→ **TASK STATEMENT**:
Assemble all lines in which the string "реки" appears.

————

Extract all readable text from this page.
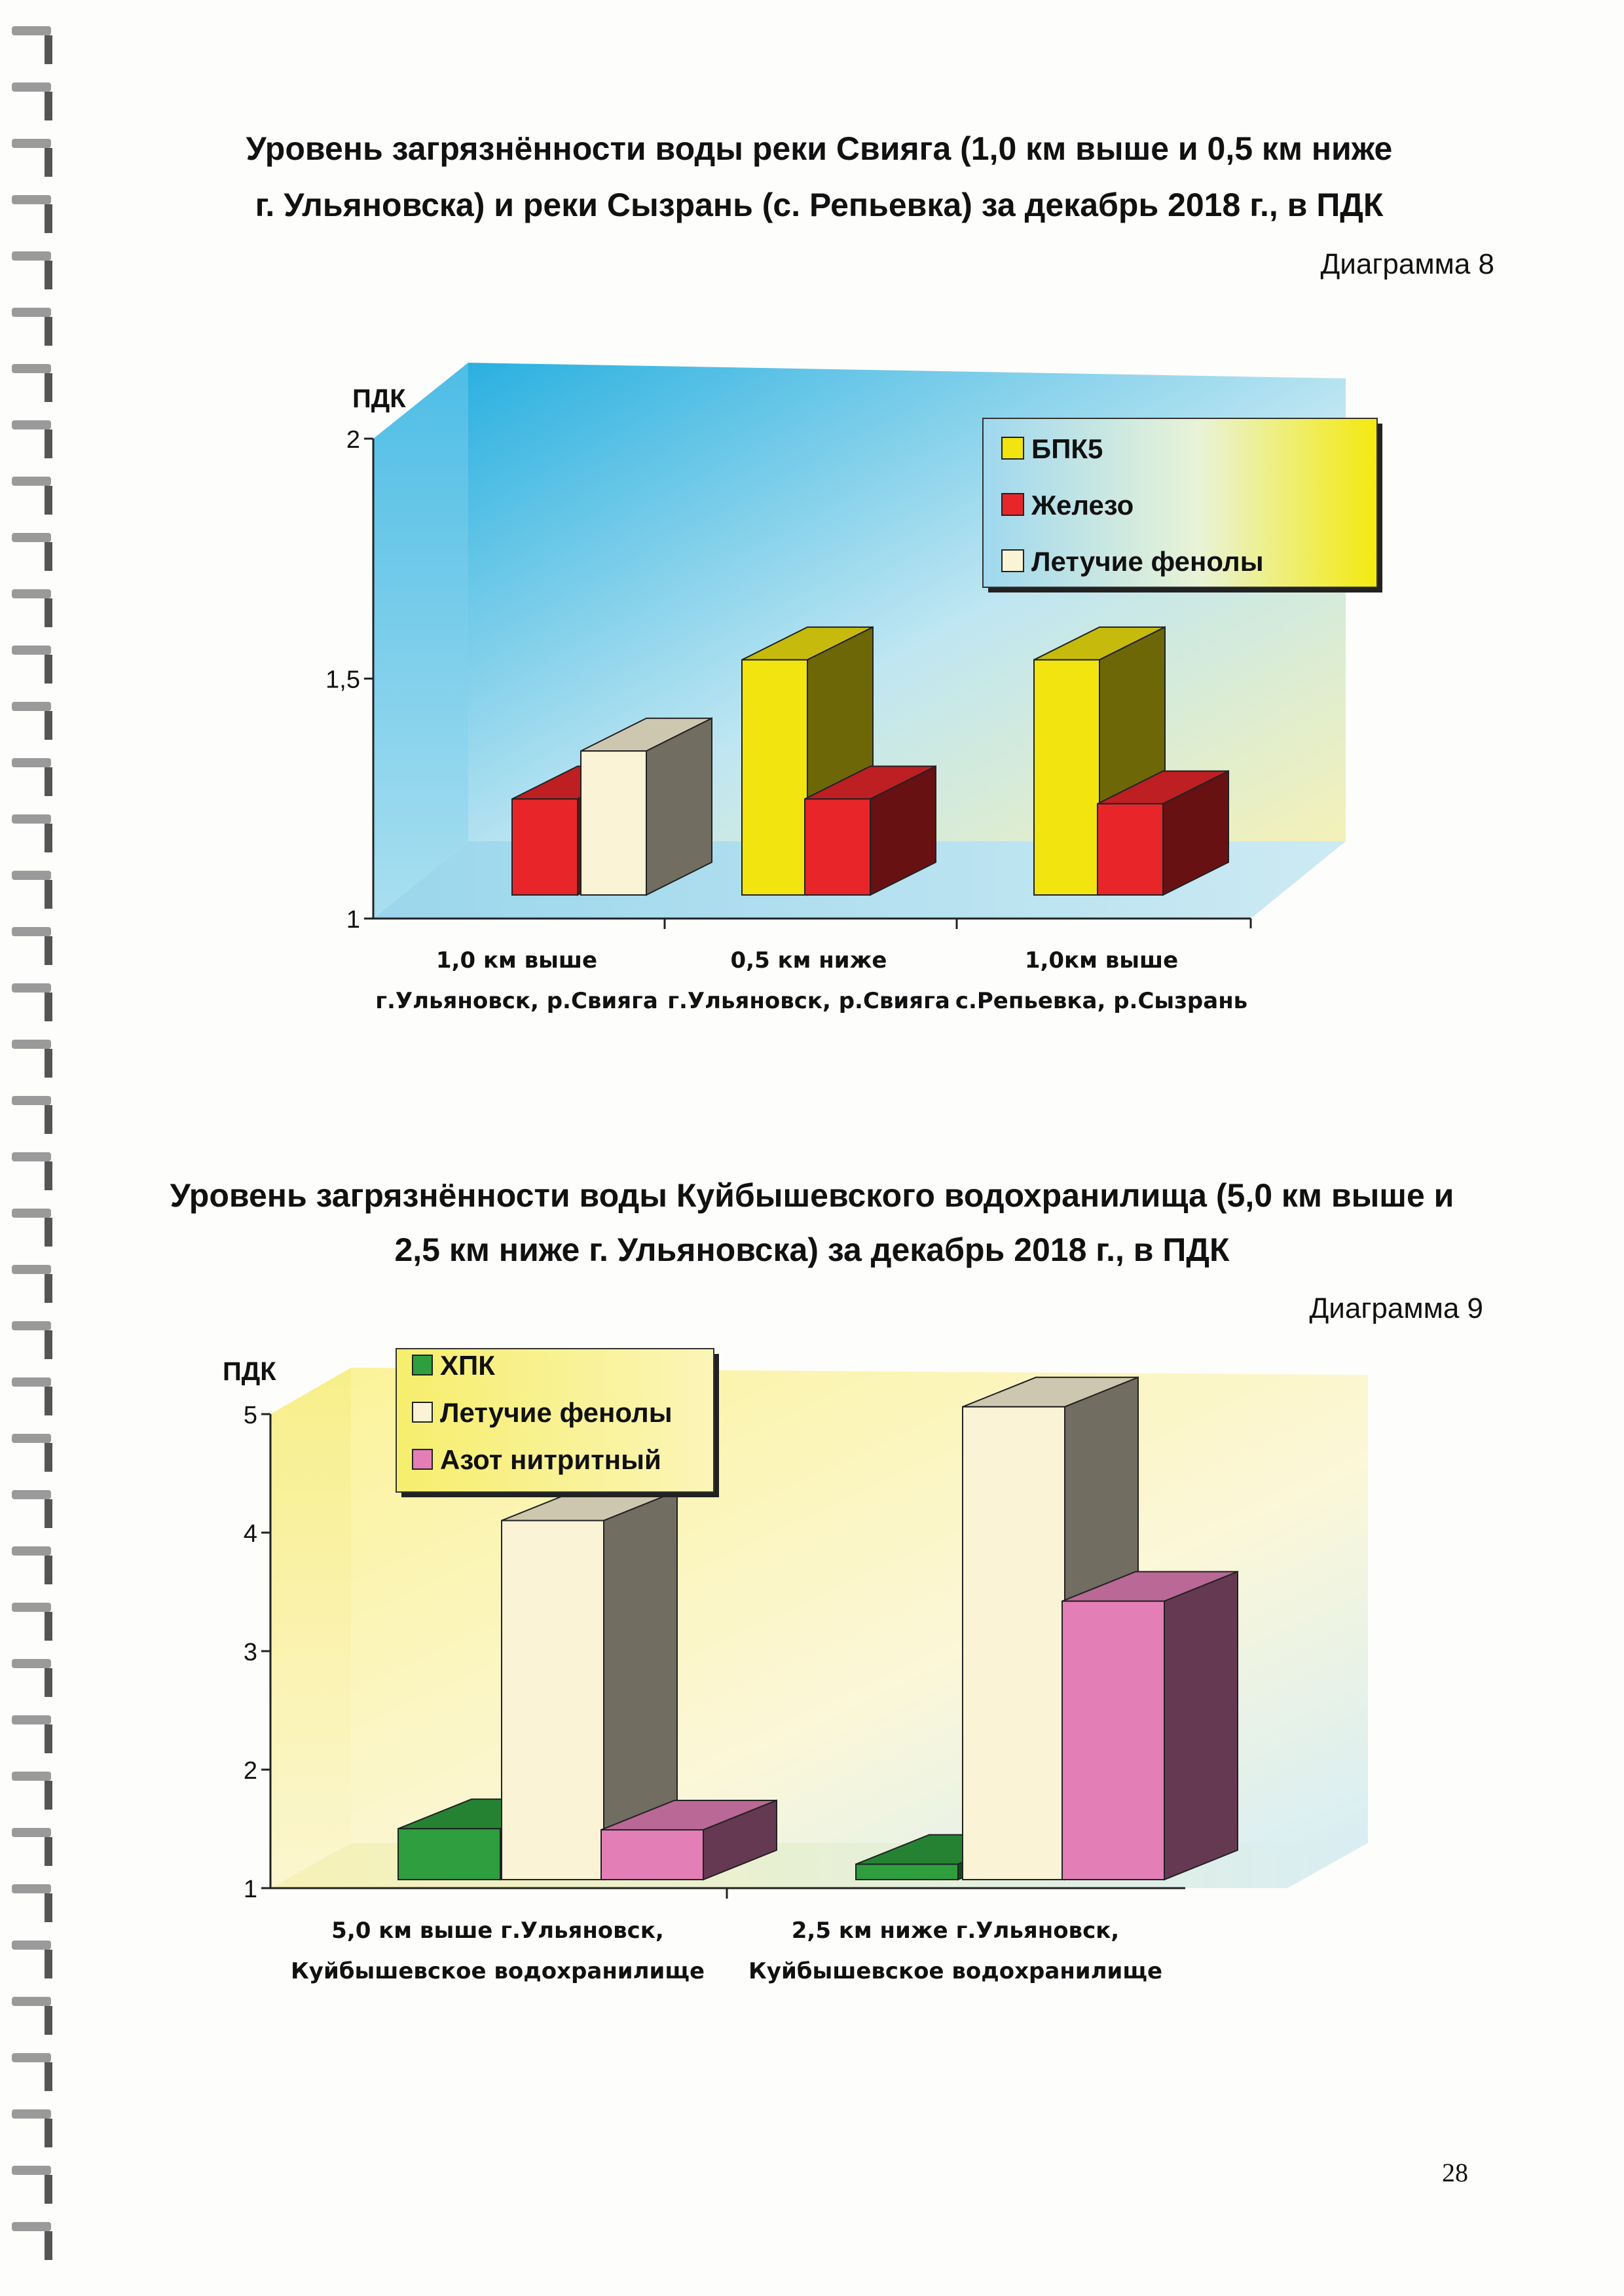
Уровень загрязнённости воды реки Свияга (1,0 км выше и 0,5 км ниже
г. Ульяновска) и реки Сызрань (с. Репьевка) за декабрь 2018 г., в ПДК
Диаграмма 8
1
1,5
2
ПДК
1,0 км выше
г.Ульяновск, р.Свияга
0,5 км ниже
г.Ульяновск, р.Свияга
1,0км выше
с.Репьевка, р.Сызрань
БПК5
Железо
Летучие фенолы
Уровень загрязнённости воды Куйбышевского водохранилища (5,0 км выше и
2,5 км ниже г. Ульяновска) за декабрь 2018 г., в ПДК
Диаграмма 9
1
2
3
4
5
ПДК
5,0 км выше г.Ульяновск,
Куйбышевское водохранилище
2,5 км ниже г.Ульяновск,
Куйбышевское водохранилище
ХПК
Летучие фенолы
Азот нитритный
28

————

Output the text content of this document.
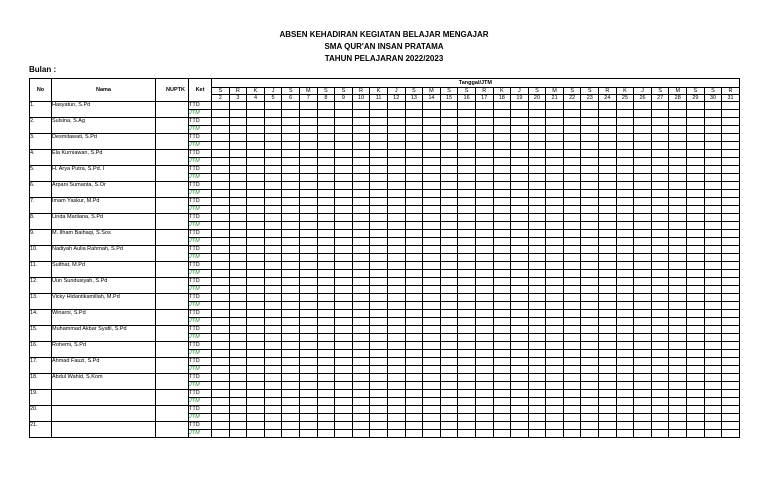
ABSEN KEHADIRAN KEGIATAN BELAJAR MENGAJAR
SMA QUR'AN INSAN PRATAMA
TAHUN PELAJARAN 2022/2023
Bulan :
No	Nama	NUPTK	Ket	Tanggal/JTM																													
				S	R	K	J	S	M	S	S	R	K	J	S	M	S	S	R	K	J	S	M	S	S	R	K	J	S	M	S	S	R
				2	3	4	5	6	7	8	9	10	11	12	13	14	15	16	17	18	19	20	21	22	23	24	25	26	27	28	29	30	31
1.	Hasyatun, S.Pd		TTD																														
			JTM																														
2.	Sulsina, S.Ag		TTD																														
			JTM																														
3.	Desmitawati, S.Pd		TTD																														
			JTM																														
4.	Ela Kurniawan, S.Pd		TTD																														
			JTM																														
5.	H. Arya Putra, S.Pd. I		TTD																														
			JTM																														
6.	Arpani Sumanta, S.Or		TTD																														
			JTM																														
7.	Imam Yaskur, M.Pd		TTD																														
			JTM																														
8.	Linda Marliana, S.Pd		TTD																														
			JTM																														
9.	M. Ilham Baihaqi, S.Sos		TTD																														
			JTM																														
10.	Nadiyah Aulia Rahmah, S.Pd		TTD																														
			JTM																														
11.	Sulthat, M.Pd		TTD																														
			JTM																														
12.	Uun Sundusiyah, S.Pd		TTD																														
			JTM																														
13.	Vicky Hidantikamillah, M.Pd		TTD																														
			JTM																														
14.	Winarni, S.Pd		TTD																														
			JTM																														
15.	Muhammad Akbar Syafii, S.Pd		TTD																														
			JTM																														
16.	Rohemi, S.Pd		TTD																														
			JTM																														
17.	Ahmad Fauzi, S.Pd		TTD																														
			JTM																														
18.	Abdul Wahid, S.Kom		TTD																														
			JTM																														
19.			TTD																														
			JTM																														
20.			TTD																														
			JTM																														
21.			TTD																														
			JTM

————

→ **FINISHED EXERCISE**:
Уровень загрязнённости воды реки Свияга (1,0 км выше и 0,5 км ниже
г. Ульяновска) и реки Сызрань (с. Репьевка) за декабрь 2018 г., в ПДК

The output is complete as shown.